Provided data
* Start *
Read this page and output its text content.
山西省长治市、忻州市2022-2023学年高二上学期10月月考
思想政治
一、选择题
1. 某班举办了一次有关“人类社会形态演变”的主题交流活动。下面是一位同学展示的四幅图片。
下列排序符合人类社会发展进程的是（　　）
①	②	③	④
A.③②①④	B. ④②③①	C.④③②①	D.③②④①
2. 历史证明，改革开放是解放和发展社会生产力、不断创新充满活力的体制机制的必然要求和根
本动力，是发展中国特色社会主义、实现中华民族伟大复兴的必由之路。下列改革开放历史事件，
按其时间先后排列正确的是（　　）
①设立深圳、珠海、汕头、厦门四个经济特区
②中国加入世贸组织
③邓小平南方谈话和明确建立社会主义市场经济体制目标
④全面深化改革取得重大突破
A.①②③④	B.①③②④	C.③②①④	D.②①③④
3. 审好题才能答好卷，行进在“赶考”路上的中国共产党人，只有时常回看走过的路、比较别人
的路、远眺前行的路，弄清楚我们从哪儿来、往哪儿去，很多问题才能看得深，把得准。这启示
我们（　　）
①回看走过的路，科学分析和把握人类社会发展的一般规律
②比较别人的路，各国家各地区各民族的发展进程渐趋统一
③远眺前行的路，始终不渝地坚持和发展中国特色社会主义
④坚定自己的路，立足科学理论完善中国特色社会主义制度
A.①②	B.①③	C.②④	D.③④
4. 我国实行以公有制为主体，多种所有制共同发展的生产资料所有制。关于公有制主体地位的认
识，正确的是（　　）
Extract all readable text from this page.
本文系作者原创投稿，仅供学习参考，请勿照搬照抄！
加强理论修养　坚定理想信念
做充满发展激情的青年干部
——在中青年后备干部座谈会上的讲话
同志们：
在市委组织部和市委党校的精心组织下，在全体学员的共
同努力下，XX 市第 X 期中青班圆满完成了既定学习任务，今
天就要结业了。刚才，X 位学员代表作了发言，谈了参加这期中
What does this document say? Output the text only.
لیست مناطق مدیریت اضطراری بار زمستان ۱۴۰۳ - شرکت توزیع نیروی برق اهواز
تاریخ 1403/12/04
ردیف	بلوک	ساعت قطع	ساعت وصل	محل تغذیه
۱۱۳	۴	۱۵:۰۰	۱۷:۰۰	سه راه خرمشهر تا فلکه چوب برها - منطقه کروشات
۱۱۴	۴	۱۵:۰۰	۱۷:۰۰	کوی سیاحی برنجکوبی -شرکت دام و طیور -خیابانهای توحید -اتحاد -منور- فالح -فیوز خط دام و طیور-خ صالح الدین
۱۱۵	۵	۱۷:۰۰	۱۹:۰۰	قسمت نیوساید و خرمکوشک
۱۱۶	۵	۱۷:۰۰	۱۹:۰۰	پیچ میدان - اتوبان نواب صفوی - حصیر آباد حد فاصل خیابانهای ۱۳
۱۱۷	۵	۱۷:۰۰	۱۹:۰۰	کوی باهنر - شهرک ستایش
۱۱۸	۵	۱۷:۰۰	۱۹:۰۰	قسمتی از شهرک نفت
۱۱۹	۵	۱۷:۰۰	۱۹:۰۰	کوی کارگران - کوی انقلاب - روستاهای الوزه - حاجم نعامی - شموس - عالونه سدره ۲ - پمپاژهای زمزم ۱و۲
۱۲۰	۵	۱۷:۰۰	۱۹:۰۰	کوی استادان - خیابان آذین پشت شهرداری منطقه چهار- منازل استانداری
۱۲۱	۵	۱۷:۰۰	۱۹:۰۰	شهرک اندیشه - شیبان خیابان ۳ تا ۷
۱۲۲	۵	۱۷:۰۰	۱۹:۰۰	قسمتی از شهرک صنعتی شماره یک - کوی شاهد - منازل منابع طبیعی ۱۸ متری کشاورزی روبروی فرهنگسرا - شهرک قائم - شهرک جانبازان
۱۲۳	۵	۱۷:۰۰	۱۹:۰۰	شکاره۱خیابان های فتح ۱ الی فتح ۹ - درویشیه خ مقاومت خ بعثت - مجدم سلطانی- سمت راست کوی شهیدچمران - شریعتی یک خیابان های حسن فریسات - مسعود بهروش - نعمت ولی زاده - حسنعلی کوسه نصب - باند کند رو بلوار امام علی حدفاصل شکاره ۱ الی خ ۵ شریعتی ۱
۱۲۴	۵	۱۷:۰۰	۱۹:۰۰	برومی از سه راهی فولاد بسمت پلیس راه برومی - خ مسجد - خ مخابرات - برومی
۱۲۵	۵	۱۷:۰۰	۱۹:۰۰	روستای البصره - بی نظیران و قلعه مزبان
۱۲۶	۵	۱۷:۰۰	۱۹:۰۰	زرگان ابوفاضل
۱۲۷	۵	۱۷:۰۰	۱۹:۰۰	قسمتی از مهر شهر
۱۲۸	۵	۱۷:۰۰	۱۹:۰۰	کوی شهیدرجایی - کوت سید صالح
* End *
Exercise goal
Count every line in the data where the string "③②①④" occurs. Give nothing except the number.

Solved problem
2